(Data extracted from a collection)
★ ★ ★ ★ ★ ★ ★
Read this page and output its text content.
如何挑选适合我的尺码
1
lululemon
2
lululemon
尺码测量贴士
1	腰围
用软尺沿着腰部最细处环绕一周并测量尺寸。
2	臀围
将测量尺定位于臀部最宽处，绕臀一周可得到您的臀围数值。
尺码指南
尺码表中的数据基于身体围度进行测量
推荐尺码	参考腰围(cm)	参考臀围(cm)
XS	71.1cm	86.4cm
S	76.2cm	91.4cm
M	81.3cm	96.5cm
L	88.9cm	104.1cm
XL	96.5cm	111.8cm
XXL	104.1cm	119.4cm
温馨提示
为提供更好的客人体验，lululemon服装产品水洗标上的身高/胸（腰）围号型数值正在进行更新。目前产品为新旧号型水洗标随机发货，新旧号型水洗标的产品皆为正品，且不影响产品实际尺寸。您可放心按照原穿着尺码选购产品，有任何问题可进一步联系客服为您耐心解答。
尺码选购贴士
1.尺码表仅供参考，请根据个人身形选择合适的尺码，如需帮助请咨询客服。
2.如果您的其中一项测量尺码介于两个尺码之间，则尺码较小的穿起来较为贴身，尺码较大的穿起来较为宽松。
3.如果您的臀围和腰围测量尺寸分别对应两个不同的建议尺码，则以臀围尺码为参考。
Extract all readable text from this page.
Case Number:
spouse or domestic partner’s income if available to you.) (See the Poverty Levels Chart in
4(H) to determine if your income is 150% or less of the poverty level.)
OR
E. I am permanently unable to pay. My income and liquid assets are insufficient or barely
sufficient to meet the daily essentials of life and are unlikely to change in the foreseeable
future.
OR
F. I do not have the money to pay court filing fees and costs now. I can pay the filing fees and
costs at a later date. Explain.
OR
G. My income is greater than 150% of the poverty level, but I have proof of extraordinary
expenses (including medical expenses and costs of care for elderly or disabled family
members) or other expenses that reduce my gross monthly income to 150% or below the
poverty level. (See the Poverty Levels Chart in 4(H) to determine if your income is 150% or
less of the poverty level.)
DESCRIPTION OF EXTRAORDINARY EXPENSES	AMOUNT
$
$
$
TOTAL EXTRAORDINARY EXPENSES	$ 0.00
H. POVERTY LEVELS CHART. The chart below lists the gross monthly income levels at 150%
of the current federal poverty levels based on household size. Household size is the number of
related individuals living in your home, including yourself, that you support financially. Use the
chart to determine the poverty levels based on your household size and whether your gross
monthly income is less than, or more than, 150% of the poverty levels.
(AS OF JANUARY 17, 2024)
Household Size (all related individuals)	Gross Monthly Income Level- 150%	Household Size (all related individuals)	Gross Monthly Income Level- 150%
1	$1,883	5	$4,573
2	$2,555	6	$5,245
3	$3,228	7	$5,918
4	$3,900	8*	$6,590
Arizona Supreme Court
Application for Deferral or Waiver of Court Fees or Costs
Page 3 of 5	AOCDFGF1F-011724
★ ★ ★ ★ ★ ★ ★
What you should do
Write out the data exactly as it stands.

Full answer
Read this page and output its text content.
如何挑选适合我的尺码
1
lululemon
2
lululemon
尺码测量贴士
1	腰围
用软尺沿着腰部最细处环绕一周并测量尺寸。
2	臀围
将测量尺定位于臀部最宽处，绕臀一周可得到您的臀围数值。
尺码指南
尺码表中的数据基于身体围度进行测量
推荐尺码	参考腰围(cm)	参考臀围(cm)
XS	71.1cm	86.4cm
S	76.2cm	91.4cm
M	81.3cm	96.5cm
L	88.9cm	104.1cm
XL	96.5cm	111.8cm
XXL	104.1cm	119.4cm
温馨提示
为提供更好的客人体验，lululemon服装产品水洗标上的身高/胸（腰）围号型数值正在进行更新。目前产品为新旧号型水洗标随机发货，新旧号型水洗标的产品皆为正品，且不影响产品实际尺寸。您可放心按照原穿着尺码选购产品，有任何问题可进一步联系客服为您耐心解答。
尺码选购贴士
1.尺码表仅供参考，请根据个人身形选择合适的尺码，如需帮助请咨询客服。
2.如果您的其中一项测量尺码介于两个尺码之间，则尺码较小的穿起来较为贴身，尺码较大的穿起来较为宽松。
3.如果您的臀围和腰围测量尺寸分别对应两个不同的建议尺码，则以臀围尺码为参考。
Extract all readable text from this page.
Case Number:
spouse or domestic partner’s income if available to you.) (See the Poverty Levels Chart in
4(H) to determine if your income is 150% or less of the poverty level.)
OR
E. I am permanently unable to pay. My income and liquid assets are insufficient or barely
sufficient to meet the daily essentials of life and are unlikely to change in the foreseeable
future.
OR
F. I do not have the money to pay court filing fees and costs now. I can pay the filing fees and
costs at a later date. Explain.
OR
G. My income is greater than 150% of the poverty level, but I have proof of extraordinary
expenses (including medical expenses and costs of care for elderly or disabled family
members) or other expenses that reduce my gross monthly income to 150% or below the
poverty level. (See the Poverty Levels Chart in 4(H) to determine if your income is 150% or
less of the poverty level.)
DESCRIPTION OF EXTRAORDINARY EXPENSES	AMOUNT
$
$
$
TOTAL EXTRAORDINARY EXPENSES	$ 0.00
H. POVERTY LEVELS CHART. The chart below lists the gross monthly income levels at 150%
of the current federal poverty levels based on household size. Household size is the number of
related individuals living in your home, including yourself, that you support financially. Use the
chart to determine the poverty levels based on your household size and whether your gross
monthly income is less than, or more than, 150% of the poverty levels.
(AS OF JANUARY 17, 2024)
Household Size (all related individuals)	Gross Monthly Income Level- 150%	Household Size (all related individuals)	Gross Monthly Income Level- 150%
1	$1,883	5	$4,573
2	$2,555	6	$5,245
3	$3,228	7	$5,918
4	$3,900	8*	$6,590
Arizona Supreme Court
Application for Deferral or Waiver of Court Fees or Costs
Page 3 of 5	AOCDFGF1F-011724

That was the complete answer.